** SET TASK **
Repeat each line exactly as it is written.

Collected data
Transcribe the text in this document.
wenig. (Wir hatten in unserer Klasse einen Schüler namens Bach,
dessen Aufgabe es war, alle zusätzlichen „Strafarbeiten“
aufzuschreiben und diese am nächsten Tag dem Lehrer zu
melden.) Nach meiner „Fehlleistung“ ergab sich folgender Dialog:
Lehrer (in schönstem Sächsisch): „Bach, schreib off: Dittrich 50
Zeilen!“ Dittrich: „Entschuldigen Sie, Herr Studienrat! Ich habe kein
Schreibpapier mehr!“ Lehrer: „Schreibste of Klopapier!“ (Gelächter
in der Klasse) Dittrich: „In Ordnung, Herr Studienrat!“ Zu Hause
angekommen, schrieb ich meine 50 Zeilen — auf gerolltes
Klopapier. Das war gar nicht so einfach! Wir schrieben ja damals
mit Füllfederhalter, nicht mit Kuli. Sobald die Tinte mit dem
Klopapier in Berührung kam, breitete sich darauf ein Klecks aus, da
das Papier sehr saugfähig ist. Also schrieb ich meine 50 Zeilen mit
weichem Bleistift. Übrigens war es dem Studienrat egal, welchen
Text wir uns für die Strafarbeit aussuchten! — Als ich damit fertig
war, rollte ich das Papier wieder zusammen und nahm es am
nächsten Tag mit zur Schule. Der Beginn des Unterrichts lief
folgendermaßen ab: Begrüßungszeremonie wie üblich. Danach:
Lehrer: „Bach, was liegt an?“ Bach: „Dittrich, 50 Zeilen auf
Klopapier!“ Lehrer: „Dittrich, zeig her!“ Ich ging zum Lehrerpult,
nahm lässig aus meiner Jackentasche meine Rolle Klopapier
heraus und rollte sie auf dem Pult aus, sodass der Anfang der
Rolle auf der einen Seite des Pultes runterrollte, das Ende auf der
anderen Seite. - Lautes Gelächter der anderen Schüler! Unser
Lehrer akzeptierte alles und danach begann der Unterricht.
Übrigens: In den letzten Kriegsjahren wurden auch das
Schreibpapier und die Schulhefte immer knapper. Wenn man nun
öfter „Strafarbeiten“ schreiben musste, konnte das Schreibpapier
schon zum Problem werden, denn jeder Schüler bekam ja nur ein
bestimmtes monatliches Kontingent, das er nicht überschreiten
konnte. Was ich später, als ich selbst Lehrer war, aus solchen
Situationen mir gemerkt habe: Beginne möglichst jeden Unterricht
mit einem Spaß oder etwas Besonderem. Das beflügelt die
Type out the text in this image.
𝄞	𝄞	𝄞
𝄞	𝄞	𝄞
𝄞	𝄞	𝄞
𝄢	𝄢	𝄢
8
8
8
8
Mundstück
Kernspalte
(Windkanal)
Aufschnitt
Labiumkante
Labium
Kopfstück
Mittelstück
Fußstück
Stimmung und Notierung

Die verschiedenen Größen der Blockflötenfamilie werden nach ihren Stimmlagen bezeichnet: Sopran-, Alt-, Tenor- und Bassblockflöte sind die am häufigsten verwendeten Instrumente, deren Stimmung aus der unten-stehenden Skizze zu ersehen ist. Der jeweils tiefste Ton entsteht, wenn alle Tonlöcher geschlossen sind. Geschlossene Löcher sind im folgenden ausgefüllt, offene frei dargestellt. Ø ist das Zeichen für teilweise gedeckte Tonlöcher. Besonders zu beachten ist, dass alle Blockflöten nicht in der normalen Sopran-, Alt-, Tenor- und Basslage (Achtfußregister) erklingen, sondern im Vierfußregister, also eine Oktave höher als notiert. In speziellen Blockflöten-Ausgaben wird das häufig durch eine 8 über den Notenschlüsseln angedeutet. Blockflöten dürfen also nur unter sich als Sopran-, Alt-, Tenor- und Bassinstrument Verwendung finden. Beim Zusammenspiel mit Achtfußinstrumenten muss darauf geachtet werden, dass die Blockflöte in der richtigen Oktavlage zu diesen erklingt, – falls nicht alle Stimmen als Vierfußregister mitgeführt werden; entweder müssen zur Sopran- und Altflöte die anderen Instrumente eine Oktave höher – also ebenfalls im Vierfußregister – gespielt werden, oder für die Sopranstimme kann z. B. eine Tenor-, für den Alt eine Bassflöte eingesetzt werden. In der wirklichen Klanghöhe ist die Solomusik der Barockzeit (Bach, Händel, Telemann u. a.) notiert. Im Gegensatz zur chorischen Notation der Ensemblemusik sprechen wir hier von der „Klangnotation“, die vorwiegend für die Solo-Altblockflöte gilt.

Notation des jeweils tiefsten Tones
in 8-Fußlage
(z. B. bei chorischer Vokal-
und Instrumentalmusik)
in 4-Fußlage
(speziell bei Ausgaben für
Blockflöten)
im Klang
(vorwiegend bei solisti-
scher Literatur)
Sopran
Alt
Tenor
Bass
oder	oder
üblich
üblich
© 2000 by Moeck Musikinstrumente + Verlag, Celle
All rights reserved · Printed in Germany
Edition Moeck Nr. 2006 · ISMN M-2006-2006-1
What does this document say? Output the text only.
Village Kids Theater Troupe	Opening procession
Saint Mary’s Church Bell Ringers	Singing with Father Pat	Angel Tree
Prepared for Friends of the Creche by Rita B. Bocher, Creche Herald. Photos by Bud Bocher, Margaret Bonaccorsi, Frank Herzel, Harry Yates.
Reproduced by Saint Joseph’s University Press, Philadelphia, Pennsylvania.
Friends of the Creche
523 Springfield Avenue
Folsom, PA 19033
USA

** SOLUTION TO THIS EXERCISE **
Transcribe the text in this document.
wenig. (Wir hatten in unserer Klasse einen Schüler namens Bach,
dessen Aufgabe es war, alle zusätzlichen „Strafarbeiten“
aufzuschreiben und diese am nächsten Tag dem Lehrer zu
melden.) Nach meiner „Fehlleistung“ ergab sich folgender Dialog:
Lehrer (in schönstem Sächsisch): „Bach, schreib off: Dittrich 50
Zeilen!“ Dittrich: „Entschuldigen Sie, Herr Studienrat! Ich habe kein
Schreibpapier mehr!“ Lehrer: „Schreibste of Klopapier!“ (Gelächter
in der Klasse) Dittrich: „In Ordnung, Herr Studienrat!“ Zu Hause
angekommen, schrieb ich meine 50 Zeilen — auf gerolltes
Klopapier. Das war gar nicht so einfach! Wir schrieben ja damals
mit Füllfederhalter, nicht mit Kuli. Sobald die Tinte mit dem
Klopapier in Berührung kam, breitete sich darauf ein Klecks aus, da
das Papier sehr saugfähig ist. Also schrieb ich meine 50 Zeilen mit
weichem Bleistift. Übrigens war es dem Studienrat egal, welchen
Text wir uns für die Strafarbeit aussuchten! — Als ich damit fertig
war, rollte ich das Papier wieder zusammen und nahm es am
nächsten Tag mit zur Schule. Der Beginn des Unterrichts lief
folgendermaßen ab: Begrüßungszeremonie wie üblich. Danach:
Lehrer: „Bach, was liegt an?“ Bach: „Dittrich, 50 Zeilen auf
Klopapier!“ Lehrer: „Dittrich, zeig her!“ Ich ging zum Lehrerpult,
nahm lässig aus meiner Jackentasche meine Rolle Klopapier
heraus und rollte sie auf dem Pult aus, sodass der Anfang der
Rolle auf der einen Seite des Pultes runterrollte, das Ende auf der
anderen Seite. - Lautes Gelächter der anderen Schüler! Unser
Lehrer akzeptierte alles und danach begann der Unterricht.
Übrigens: In den letzten Kriegsjahren wurden auch das
Schreibpapier und die Schulhefte immer knapper. Wenn man nun
öfter „Strafarbeiten“ schreiben musste, konnte das Schreibpapier
schon zum Problem werden, denn jeder Schüler bekam ja nur ein
bestimmtes monatliches Kontingent, das er nicht überschreiten
konnte. Was ich später, als ich selbst Lehrer war, aus solchen
Situationen mir gemerkt habe: Beginne möglichst jeden Unterricht
mit einem Spaß oder etwas Besonderem. Das beflügelt die
Type out the text in this image.
𝄞	𝄞	𝄞
𝄞	𝄞	𝄞
𝄞	𝄞	𝄞
𝄢	𝄢	𝄢
8
8
8
8
Mundstück
Kernspalte
(Windkanal)
Aufschnitt
Labiumkante
Labium
Kopfstück
Mittelstück
Fußstück
Stimmung und Notierung

Die verschiedenen Größen der Blockflötenfamilie werden nach ihren Stimmlagen bezeichnet: Sopran-, Alt-, Tenor- und Bassblockflöte sind die am häufigsten verwendeten Instrumente, deren Stimmung aus der unten-stehenden Skizze zu ersehen ist. Der jeweils tiefste Ton entsteht, wenn alle Tonlöcher geschlossen sind. Geschlossene Löcher sind im folgenden ausgefüllt, offene frei dargestellt. Ø ist das Zeichen für teilweise gedeckte Tonlöcher. Besonders zu beachten ist, dass alle Blockflöten nicht in der normalen Sopran-, Alt-, Tenor- und Basslage (Achtfußregister) erklingen, sondern im Vierfußregister, also eine Oktave höher als notiert. In speziellen Blockflöten-Ausgaben wird das häufig durch eine 8 über den Notenschlüsseln angedeutet. Blockflöten dürfen also nur unter sich als Sopran-, Alt-, Tenor- und Bassinstrument Verwendung finden. Beim Zusammenspiel mit Achtfußinstrumenten muss darauf geachtet werden, dass die Blockflöte in der richtigen Oktavlage zu diesen erklingt, – falls nicht alle Stimmen als Vierfußregister mitgeführt werden; entweder müssen zur Sopran- und Altflöte die anderen Instrumente eine Oktave höher – also ebenfalls im Vierfußregister – gespielt werden, oder für die Sopranstimme kann z. B. eine Tenor-, für den Alt eine Bassflöte eingesetzt werden. In der wirklichen Klanghöhe ist die Solomusik der Barockzeit (Bach, Händel, Telemann u. a.) notiert. Im Gegensatz zur chorischen Notation der Ensemblemusik sprechen wir hier von der „Klangnotation“, die vorwiegend für die Solo-Altblockflöte gilt.

Notation des jeweils tiefsten Tones
in 8-Fußlage
(z. B. bei chorischer Vokal-
und Instrumentalmusik)
in 4-Fußlage
(speziell bei Ausgaben für
Blockflöten)
im Klang
(vorwiegend bei solisti-
scher Literatur)
Sopran
Alt
Tenor
Bass
oder	oder
üblich
üblich
© 2000 by Moeck Musikinstrumente + Verlag, Celle
All rights reserved · Printed in Germany
Edition Moeck Nr. 2006 · ISMN M-2006-2006-1
What does this document say? Output the text only.
Village Kids Theater Troupe	Opening procession
Saint Mary’s Church Bell Ringers	Singing with Father Pat	Angel Tree
Prepared for Friends of the Creche by Rita B. Bocher, Creche Herald. Photos by Bud Bocher, Margaret Bonaccorsi, Frank Herzel, Harry Yates.
Reproduced by Saint Joseph’s University Press, Philadelphia, Pennsylvania.
Friends of the Creche
523 Springfield Avenue
Folsom, PA 19033
USA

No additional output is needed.